»»
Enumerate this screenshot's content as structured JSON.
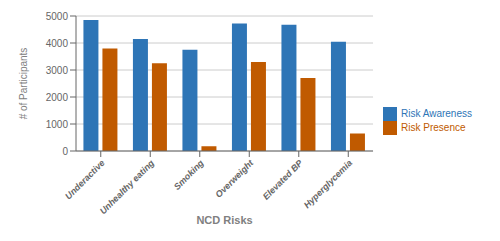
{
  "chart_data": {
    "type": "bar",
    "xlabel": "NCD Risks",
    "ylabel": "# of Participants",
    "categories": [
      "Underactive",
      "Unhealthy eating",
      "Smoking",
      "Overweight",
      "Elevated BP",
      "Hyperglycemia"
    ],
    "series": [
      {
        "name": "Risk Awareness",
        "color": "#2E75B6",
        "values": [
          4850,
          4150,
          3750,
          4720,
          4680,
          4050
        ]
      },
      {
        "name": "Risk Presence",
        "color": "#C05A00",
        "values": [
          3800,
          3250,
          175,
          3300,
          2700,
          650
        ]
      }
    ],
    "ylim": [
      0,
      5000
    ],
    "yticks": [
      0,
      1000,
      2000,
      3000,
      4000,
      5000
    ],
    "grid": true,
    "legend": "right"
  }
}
««
* _Written task_:
Write the entries above out again exactly, but not the pictures.

* _Solution to the problem_:
Enumerate this screenshot's content as structured JSON.
{
  "chart_data": {
    "type": "bar",
    "xlabel": "NCD Risks",
    "ylabel": "# of Participants",
    "categories": [
      "Underactive",
      "Unhealthy eating",
      "Smoking",
      "Overweight",
      "Elevated BP",
      "Hyperglycemia"
    ],
    "series": [
      {
        "name": "Risk Awareness",
        "color": "#2E75B6",
        "values": [
          4850,
          4150,
          3750,
          4720,
          4680,
          4050
        ]
      },
      {
        "name": "Risk Presence",
        "color": "#C05A00",
        "values": [
          3800,
          3250,
          175,
          3300,
          2700,
          650
        ]
      }
    ],
    "ylim": [
      0,
      5000
    ],
    "yticks": [
      0,
      1000,
      2000,
      3000,
      4000,
      5000
    ],
    "grid": true,
    "legend": "right"
  }
}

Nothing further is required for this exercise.